*Aim*:
Quote every line of the material beneath this one.

*Collected data entries*:
···
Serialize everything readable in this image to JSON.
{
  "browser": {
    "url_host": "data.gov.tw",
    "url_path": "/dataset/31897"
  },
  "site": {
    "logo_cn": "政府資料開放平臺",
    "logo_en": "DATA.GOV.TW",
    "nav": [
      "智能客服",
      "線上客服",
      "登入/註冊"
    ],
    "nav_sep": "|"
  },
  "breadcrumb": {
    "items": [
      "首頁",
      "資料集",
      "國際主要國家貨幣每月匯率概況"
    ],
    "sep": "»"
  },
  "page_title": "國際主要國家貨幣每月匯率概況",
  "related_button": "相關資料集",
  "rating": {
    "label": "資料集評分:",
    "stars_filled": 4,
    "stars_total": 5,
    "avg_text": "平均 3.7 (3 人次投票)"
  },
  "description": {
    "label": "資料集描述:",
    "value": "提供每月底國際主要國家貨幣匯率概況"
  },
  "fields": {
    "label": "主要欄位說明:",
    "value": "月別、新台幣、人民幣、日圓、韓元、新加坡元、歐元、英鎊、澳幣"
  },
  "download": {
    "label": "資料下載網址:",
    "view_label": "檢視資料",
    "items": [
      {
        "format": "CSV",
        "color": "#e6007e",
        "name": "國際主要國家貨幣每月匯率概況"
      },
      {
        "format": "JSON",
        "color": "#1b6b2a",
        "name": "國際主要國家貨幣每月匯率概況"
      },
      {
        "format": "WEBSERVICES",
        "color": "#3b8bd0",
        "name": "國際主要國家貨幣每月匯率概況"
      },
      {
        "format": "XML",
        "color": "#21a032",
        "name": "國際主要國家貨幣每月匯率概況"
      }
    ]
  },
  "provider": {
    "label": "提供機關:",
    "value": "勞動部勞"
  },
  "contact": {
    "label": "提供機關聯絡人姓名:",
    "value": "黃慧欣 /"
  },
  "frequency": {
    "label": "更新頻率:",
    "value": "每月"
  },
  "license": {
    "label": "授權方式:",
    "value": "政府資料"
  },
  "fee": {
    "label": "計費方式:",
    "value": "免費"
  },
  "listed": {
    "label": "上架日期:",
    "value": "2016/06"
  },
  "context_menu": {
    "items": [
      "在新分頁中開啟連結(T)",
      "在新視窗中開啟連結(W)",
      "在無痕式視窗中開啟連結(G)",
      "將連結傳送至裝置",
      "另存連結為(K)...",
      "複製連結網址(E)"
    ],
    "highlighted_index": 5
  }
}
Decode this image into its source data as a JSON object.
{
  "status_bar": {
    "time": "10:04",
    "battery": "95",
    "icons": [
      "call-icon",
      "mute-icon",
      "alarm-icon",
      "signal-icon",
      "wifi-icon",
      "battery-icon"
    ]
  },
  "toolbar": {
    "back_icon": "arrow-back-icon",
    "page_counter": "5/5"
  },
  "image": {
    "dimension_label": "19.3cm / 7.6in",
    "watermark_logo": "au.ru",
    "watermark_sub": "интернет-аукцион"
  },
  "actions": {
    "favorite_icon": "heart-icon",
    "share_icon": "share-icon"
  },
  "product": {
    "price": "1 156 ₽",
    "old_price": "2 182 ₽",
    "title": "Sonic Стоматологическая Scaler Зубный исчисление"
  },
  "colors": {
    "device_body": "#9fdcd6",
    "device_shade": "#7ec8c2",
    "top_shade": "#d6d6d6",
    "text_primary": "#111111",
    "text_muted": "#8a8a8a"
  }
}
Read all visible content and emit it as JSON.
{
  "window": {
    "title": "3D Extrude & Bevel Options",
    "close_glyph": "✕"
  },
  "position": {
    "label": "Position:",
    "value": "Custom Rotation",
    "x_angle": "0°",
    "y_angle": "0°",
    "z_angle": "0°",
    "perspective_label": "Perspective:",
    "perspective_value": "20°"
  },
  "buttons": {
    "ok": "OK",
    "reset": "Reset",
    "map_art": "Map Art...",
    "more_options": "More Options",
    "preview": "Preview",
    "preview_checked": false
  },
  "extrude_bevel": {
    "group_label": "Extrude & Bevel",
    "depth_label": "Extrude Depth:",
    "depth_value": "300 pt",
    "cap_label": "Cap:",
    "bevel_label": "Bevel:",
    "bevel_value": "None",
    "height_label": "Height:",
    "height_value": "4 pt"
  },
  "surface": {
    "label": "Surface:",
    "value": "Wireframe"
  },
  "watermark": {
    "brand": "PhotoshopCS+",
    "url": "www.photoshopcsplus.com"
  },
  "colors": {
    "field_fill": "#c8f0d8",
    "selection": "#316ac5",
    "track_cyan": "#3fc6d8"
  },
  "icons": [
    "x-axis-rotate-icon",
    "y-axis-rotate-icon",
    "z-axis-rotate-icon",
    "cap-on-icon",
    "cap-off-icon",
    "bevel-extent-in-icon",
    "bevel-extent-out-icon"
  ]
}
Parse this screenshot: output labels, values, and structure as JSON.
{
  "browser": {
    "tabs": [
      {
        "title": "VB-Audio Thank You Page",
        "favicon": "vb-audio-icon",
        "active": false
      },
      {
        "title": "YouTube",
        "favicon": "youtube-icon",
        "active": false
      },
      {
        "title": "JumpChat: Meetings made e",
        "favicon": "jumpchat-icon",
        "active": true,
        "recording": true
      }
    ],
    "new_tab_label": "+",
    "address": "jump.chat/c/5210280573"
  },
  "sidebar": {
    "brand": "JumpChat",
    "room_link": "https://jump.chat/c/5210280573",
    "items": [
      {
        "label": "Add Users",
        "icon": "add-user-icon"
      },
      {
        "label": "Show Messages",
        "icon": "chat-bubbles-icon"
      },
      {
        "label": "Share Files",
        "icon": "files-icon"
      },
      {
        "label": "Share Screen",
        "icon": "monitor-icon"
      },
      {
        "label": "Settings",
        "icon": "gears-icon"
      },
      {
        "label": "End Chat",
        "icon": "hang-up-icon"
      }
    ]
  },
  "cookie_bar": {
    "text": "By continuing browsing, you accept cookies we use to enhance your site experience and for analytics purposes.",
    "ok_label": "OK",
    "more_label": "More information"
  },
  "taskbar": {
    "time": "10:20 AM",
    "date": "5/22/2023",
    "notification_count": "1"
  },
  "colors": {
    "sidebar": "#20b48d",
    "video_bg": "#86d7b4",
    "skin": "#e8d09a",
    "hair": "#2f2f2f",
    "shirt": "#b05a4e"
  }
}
···
*The response*:
Serialize everything readable in this image to JSON.
{
  "browser": {
    "url_host": "data.gov.tw",
    "url_path": "/dataset/31897"
  },
  "site": {
    "logo_cn": "政府資料開放平臺",
    "logo_en": "DATA.GOV.TW",
    "nav": [
      "智能客服",
      "線上客服",
      "登入/註冊"
    ],
    "nav_sep": "|"
  },
  "breadcrumb": {
    "items": [
      "首頁",
      "資料集",
      "國際主要國家貨幣每月匯率概況"
    ],
    "sep": "»"
  },
  "page_title": "國際主要國家貨幣每月匯率概況",
  "related_button": "相關資料集",
  "rating": {
    "label": "資料集評分:",
    "stars_filled": 4,
    "stars_total": 5,
    "avg_text": "平均 3.7 (3 人次投票)"
  },
  "description": {
    "label": "資料集描述:",
    "value": "提供每月底國際主要國家貨幣匯率概況"
  },
  "fields": {
    "label": "主要欄位說明:",
    "value": "月別、新台幣、人民幣、日圓、韓元、新加坡元、歐元、英鎊、澳幣"
  },
  "download": {
    "label": "資料下載網址:",
    "view_label": "檢視資料",
    "items": [
      {
        "format": "CSV",
        "color": "#e6007e",
        "name": "國際主要國家貨幣每月匯率概況"
      },
      {
        "format": "JSON",
        "color": "#1b6b2a",
        "name": "國際主要國家貨幣每月匯率概況"
      },
      {
        "format": "WEBSERVICES",
        "color": "#3b8bd0",
        "name": "國際主要國家貨幣每月匯率概況"
      },
      {
        "format": "XML",
        "color": "#21a032",
        "name": "國際主要國家貨幣每月匯率概況"
      }
    ]
  },
  "provider": {
    "label": "提供機關:",
    "value": "勞動部勞"
  },
  "contact": {
    "label": "提供機關聯絡人姓名:",
    "value": "黃慧欣 /"
  },
  "frequency": {
    "label": "更新頻率:",
    "value": "每月"
  },
  "license": {
    "label": "授權方式:",
    "value": "政府資料"
  },
  "fee": {
    "label": "計費方式:",
    "value": "免費"
  },
  "listed": {
    "label": "上架日期:",
    "value": "2016/06"
  },
  "context_menu": {
    "items": [
      "在新分頁中開啟連結(T)",
      "在新視窗中開啟連結(W)",
      "在無痕式視窗中開啟連結(G)",
      "將連結傳送至裝置",
      "另存連結為(K)...",
      "複製連結網址(E)"
    ],
    "highlighted_index": 5
  }
}
Decode this image into its source data as a JSON object.
{
  "status_bar": {
    "time": "10:04",
    "battery": "95",
    "icons": [
      "call-icon",
      "mute-icon",
      "alarm-icon",
      "signal-icon",
      "wifi-icon",
      "battery-icon"
    ]
  },
  "toolbar": {
    "back_icon": "arrow-back-icon",
    "page_counter": "5/5"
  },
  "image": {
    "dimension_label": "19.3cm / 7.6in",
    "watermark_logo": "au.ru",
    "watermark_sub": "интернет-аукцион"
  },
  "actions": {
    "favorite_icon": "heart-icon",
    "share_icon": "share-icon"
  },
  "product": {
    "price": "1 156 ₽",
    "old_price": "2 182 ₽",
    "title": "Sonic Стоматологическая Scaler Зубный исчисление"
  },
  "colors": {
    "device_body": "#9fdcd6",
    "device_shade": "#7ec8c2",
    "top_shade": "#d6d6d6",
    "text_primary": "#111111",
    "text_muted": "#8a8a8a"
  }
}
Read all visible content and emit it as JSON.
{
  "window": {
    "title": "3D Extrude & Bevel Options",
    "close_glyph": "✕"
  },
  "position": {
    "label": "Position:",
    "value": "Custom Rotation",
    "x_angle": "0°",
    "y_angle": "0°",
    "z_angle": "0°",
    "perspective_label": "Perspective:",
    "perspective_value": "20°"
  },
  "buttons": {
    "ok": "OK",
    "reset": "Reset",
    "map_art": "Map Art...",
    "more_options": "More Options",
    "preview": "Preview",
    "preview_checked": false
  },
  "extrude_bevel": {
    "group_label": "Extrude & Bevel",
    "depth_label": "Extrude Depth:",
    "depth_value": "300 pt",
    "cap_label": "Cap:",
    "bevel_label": "Bevel:",
    "bevel_value": "None",
    "height_label": "Height:",
    "height_value": "4 pt"
  },
  "surface": {
    "label": "Surface:",
    "value": "Wireframe"
  },
  "watermark": {
    "brand": "PhotoshopCS+",
    "url": "www.photoshopcsplus.com"
  },
  "colors": {
    "field_fill": "#c8f0d8",
    "selection": "#316ac5",
    "track_cyan": "#3fc6d8"
  },
  "icons": [
    "x-axis-rotate-icon",
    "y-axis-rotate-icon",
    "z-axis-rotate-icon",
    "cap-on-icon",
    "cap-off-icon",
    "bevel-extent-in-icon",
    "bevel-extent-out-icon"
  ]
}
Parse this screenshot: output labels, values, and structure as JSON.
{
  "browser": {
    "tabs": [
      {
        "title": "VB-Audio Thank You Page",
        "favicon": "vb-audio-icon",
        "active": false
      },
      {
        "title": "YouTube",
        "favicon": "youtube-icon",
        "active": false
      },
      {
        "title": "JumpChat: Meetings made e",
        "favicon": "jumpchat-icon",
        "active": true,
        "recording": true
      }
    ],
    "new_tab_label": "+",
    "address": "jump.chat/c/5210280573"
  },
  "sidebar": {
    "brand": "JumpChat",
    "room_link": "https://jump.chat/c/5210280573",
    "items": [
      {
        "label": "Add Users",
        "icon": "add-user-icon"
      },
      {
        "label": "Show Messages",
        "icon": "chat-bubbles-icon"
      },
      {
        "label": "Share Files",
        "icon": "files-icon"
      },
      {
        "label": "Share Screen",
        "icon": "monitor-icon"
      },
      {
        "label": "Settings",
        "icon": "gears-icon"
      },
      {
        "label": "End Chat",
        "icon": "hang-up-icon"
      }
    ]
  },
  "cookie_bar": {
    "text": "By continuing browsing, you accept cookies we use to enhance your site experience and for analytics purposes.",
    "ok_label": "OK",
    "more_label": "More information"
  },
  "taskbar": {
    "time": "10:20 AM",
    "date": "5/22/2023",
    "notification_count": "1"
  },
  "colors": {
    "sidebar": "#20b48d",
    "video_bg": "#86d7b4",
    "skin": "#e8d09a",
    "hair": "#2f2f2f",
    "shirt": "#b05a4e"
  }
}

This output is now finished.